» Data section
--- Start ---

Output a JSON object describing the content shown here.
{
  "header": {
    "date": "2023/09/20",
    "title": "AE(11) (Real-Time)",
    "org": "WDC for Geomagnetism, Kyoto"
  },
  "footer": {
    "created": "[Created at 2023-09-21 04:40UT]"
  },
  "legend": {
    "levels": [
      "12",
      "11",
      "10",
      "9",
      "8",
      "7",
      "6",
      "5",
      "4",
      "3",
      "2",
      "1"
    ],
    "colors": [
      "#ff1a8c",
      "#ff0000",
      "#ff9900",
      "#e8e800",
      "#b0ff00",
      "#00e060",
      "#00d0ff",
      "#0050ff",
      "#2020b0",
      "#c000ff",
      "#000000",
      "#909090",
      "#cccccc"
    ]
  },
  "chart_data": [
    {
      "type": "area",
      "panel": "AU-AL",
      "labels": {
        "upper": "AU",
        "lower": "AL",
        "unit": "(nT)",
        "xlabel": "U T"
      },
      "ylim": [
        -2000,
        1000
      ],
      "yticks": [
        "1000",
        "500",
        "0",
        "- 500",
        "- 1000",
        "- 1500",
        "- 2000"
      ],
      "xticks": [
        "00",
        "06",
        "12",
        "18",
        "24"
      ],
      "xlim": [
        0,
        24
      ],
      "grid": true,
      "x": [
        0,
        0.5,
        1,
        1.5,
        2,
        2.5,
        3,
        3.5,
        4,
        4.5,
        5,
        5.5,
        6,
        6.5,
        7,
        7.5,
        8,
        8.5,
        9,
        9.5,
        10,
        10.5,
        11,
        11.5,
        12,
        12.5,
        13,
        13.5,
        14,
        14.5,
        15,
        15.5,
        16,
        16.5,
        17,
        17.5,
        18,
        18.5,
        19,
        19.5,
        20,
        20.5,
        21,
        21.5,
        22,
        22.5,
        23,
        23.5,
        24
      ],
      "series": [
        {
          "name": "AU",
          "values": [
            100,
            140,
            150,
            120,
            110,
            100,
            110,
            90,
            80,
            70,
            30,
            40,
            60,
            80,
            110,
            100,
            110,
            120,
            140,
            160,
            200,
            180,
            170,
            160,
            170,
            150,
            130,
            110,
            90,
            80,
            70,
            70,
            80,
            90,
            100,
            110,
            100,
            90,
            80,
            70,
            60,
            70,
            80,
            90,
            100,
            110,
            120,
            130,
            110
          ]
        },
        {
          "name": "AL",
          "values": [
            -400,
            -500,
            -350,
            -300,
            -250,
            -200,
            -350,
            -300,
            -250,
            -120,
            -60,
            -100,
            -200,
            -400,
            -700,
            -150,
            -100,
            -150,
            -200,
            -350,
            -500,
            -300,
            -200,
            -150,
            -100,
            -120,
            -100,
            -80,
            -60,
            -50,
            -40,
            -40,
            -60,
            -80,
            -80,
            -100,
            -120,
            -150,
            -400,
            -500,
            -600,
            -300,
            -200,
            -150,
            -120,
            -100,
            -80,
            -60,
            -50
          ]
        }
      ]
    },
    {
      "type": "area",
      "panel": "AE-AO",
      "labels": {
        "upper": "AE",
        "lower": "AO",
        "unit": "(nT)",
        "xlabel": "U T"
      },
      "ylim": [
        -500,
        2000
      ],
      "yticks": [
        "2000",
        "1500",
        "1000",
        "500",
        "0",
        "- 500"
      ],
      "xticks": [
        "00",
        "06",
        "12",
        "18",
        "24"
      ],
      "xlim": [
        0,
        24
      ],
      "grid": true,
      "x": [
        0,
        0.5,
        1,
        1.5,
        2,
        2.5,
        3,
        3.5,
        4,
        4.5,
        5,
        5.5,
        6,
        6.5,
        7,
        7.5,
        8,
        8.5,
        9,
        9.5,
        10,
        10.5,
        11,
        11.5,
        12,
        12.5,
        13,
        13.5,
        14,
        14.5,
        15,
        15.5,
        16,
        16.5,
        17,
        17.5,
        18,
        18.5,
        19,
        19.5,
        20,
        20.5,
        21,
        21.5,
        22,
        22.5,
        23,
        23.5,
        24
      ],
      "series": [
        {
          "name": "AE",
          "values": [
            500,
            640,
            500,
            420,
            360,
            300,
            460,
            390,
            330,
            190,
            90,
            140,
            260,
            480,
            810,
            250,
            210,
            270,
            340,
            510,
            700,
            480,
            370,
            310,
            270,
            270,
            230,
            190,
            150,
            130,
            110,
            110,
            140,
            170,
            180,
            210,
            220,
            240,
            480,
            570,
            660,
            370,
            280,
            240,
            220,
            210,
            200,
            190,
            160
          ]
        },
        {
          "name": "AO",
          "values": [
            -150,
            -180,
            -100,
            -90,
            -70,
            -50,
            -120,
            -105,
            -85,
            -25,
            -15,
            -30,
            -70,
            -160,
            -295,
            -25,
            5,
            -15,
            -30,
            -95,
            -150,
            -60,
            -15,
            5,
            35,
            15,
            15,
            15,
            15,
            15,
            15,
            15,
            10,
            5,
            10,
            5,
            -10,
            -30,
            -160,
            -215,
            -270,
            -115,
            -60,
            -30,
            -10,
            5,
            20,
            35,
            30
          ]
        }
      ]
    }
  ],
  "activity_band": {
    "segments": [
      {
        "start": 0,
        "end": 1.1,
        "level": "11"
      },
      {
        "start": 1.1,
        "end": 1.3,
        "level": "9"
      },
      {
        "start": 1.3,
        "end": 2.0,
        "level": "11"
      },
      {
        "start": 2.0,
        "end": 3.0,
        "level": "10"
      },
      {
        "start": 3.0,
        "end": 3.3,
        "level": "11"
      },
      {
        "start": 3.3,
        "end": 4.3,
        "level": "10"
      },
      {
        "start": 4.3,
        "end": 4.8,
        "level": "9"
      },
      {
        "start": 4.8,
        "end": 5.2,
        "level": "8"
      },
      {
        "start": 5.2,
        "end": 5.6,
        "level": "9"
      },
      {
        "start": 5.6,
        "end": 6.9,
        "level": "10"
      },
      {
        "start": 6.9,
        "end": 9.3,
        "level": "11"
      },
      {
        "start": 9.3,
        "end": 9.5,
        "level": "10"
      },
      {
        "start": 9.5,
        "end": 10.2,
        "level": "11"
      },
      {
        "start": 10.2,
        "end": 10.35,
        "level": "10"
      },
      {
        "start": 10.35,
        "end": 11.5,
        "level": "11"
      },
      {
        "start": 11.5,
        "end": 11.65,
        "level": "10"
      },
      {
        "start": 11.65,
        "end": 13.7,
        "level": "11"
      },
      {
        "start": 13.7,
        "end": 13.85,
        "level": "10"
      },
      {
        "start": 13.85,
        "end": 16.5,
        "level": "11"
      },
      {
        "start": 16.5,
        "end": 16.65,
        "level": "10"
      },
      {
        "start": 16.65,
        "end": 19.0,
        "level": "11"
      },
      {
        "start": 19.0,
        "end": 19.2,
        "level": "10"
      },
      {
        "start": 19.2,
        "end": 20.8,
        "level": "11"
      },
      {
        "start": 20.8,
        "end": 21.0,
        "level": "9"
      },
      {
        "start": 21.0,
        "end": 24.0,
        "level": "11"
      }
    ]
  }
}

--- End ---

» What you should do
Restate the data above word for word, please.

» Reply to the exercise
Output a JSON object describing the content shown here.
{
  "header": {
    "date": "2023/09/20",
    "title": "AE(11) (Real-Time)",
    "org": "WDC for Geomagnetism, Kyoto"
  },
  "footer": {
    "created": "[Created at 2023-09-21 04:40UT]"
  },
  "legend": {
    "levels": [
      "12",
      "11",
      "10",
      "9",
      "8",
      "7",
      "6",
      "5",
      "4",
      "3",
      "2",
      "1"
    ],
    "colors": [
      "#ff1a8c",
      "#ff0000",
      "#ff9900",
      "#e8e800",
      "#b0ff00",
      "#00e060",
      "#00d0ff",
      "#0050ff",
      "#2020b0",
      "#c000ff",
      "#000000",
      "#909090",
      "#cccccc"
    ]
  },
  "chart_data": [
    {
      "type": "area",
      "panel": "AU-AL",
      "labels": {
        "upper": "AU",
        "lower": "AL",
        "unit": "(nT)",
        "xlabel": "U T"
      },
      "ylim": [
        -2000,
        1000
      ],
      "yticks": [
        "1000",
        "500",
        "0",
        "- 500",
        "- 1000",
        "- 1500",
        "- 2000"
      ],
      "xticks": [
        "00",
        "06",
        "12",
        "18",
        "24"
      ],
      "xlim": [
        0,
        24
      ],
      "grid": true,
      "x": [
        0,
        0.5,
        1,
        1.5,
        2,
        2.5,
        3,
        3.5,
        4,
        4.5,
        5,
        5.5,
        6,
        6.5,
        7,
        7.5,
        8,
        8.5,
        9,
        9.5,
        10,
        10.5,
        11,
        11.5,
        12,
        12.5,
        13,
        13.5,
        14,
        14.5,
        15,
        15.5,
        16,
        16.5,
        17,
        17.5,
        18,
        18.5,
        19,
        19.5,
        20,
        20.5,
        21,
        21.5,
        22,
        22.5,
        23,
        23.5,
        24
      ],
      "series": [
        {
          "name": "AU",
          "values": [
            100,
            140,
            150,
            120,
            110,
            100,
            110,
            90,
            80,
            70,
            30,
            40,
            60,
            80,
            110,
            100,
            110,
            120,
            140,
            160,
            200,
            180,
            170,
            160,
            170,
            150,
            130,
            110,
            90,
            80,
            70,
            70,
            80,
            90,
            100,
            110,
            100,
            90,
            80,
            70,
            60,
            70,
            80,
            90,
            100,
            110,
            120,
            130,
            110
          ]
        },
        {
          "name": "AL",
          "values": [
            -400,
            -500,
            -350,
            -300,
            -250,
            -200,
            -350,
            -300,
            -250,
            -120,
            -60,
            -100,
            -200,
            -400,
            -700,
            -150,
            -100,
            -150,
            -200,
            -350,
            -500,
            -300,
            -200,
            -150,
            -100,
            -120,
            -100,
            -80,
            -60,
            -50,
            -40,
            -40,
            -60,
            -80,
            -80,
            -100,
            -120,
            -150,
            -400,
            -500,
            -600,
            -300,
            -200,
            -150,
            -120,
            -100,
            -80,
            -60,
            -50
          ]
        }
      ]
    },
    {
      "type": "area",
      "panel": "AE-AO",
      "labels": {
        "upper": "AE",
        "lower": "AO",
        "unit": "(nT)",
        "xlabel": "U T"
      },
      "ylim": [
        -500,
        2000
      ],
      "yticks": [
        "2000",
        "1500",
        "1000",
        "500",
        "0",
        "- 500"
      ],
      "xticks": [
        "00",
        "06",
        "12",
        "18",
        "24"
      ],
      "xlim": [
        0,
        24
      ],
      "grid": true,
      "x": [
        0,
        0.5,
        1,
        1.5,
        2,
        2.5,
        3,
        3.5,
        4,
        4.5,
        5,
        5.5,
        6,
        6.5,
        7,
        7.5,
        8,
        8.5,
        9,
        9.5,
        10,
        10.5,
        11,
        11.5,
        12,
        12.5,
        13,
        13.5,
        14,
        14.5,
        15,
        15.5,
        16,
        16.5,
        17,
        17.5,
        18,
        18.5,
        19,
        19.5,
        20,
        20.5,
        21,
        21.5,
        22,
        22.5,
        23,
        23.5,
        24
      ],
      "series": [
        {
          "name": "AE",
          "values": [
            500,
            640,
            500,
            420,
            360,
            300,
            460,
            390,
            330,
            190,
            90,
            140,
            260,
            480,
            810,
            250,
            210,
            270,
            340,
            510,
            700,
            480,
            370,
            310,
            270,
            270,
            230,
            190,
            150,
            130,
            110,
            110,
            140,
            170,
            180,
            210,
            220,
            240,
            480,
            570,
            660,
            370,
            280,
            240,
            220,
            210,
            200,
            190,
            160
          ]
        },
        {
          "name": "AO",
          "values": [
            -150,
            -180,
            -100,
            -90,
            -70,
            -50,
            -120,
            -105,
            -85,
            -25,
            -15,
            -30,
            -70,
            -160,
            -295,
            -25,
            5,
            -15,
            -30,
            -95,
            -150,
            -60,
            -15,
            5,
            35,
            15,
            15,
            15,
            15,
            15,
            15,
            15,
            10,
            5,
            10,
            5,
            -10,
            -30,
            -160,
            -215,
            -270,
            -115,
            -60,
            -30,
            -10,
            5,
            20,
            35,
            30
          ]
        }
      ]
    }
  ],
  "activity_band": {
    "segments": [
      {
        "start": 0,
        "end": 1.1,
        "level": "11"
      },
      {
        "start": 1.1,
        "end": 1.3,
        "level": "9"
      },
      {
        "start": 1.3,
        "end": 2.0,
        "level": "11"
      },
      {
        "start": 2.0,
        "end": 3.0,
        "level": "10"
      },
      {
        "start": 3.0,
        "end": 3.3,
        "level": "11"
      },
      {
        "start": 3.3,
        "end": 4.3,
        "level": "10"
      },
      {
        "start": 4.3,
        "end": 4.8,
        "level": "9"
      },
      {
        "start": 4.8,
        "end": 5.2,
        "level": "8"
      },
      {
        "start": 5.2,
        "end": 5.6,
        "level": "9"
      },
      {
        "start": 5.6,
        "end": 6.9,
        "level": "10"
      },
      {
        "start": 6.9,
        "end": 9.3,
        "level": "11"
      },
      {
        "start": 9.3,
        "end": 9.5,
        "level": "10"
      },
      {
        "start": 9.5,
        "end": 10.2,
        "level": "11"
      },
      {
        "start": 10.2,
        "end": 10.35,
        "level": "10"
      },
      {
        "start": 10.35,
        "end": 11.5,
        "level": "11"
      },
      {
        "start": 11.5,
        "end": 11.65,
        "level": "10"
      },
      {
        "start": 11.65,
        "end": 13.7,
        "level": "11"
      },
      {
        "start": 13.7,
        "end": 13.85,
        "level": "10"
      },
      {
        "start": 13.85,
        "end": 16.5,
        "level": "11"
      },
      {
        "start": 16.5,
        "end": 16.65,
        "level": "10"
      },
      {
        "start": 16.65,
        "end": 19.0,
        "level": "11"
      },
      {
        "start": 19.0,
        "end": 19.2,
        "level": "10"
      },
      {
        "start": 19.2,
        "end": 20.8,
        "level": "11"
      },
      {
        "start": 20.8,
        "end": 21.0,
        "level": "9"
      },
      {
        "start": 21.0,
        "end": 24.0,
        "level": "11"
      }
    ]
  }
}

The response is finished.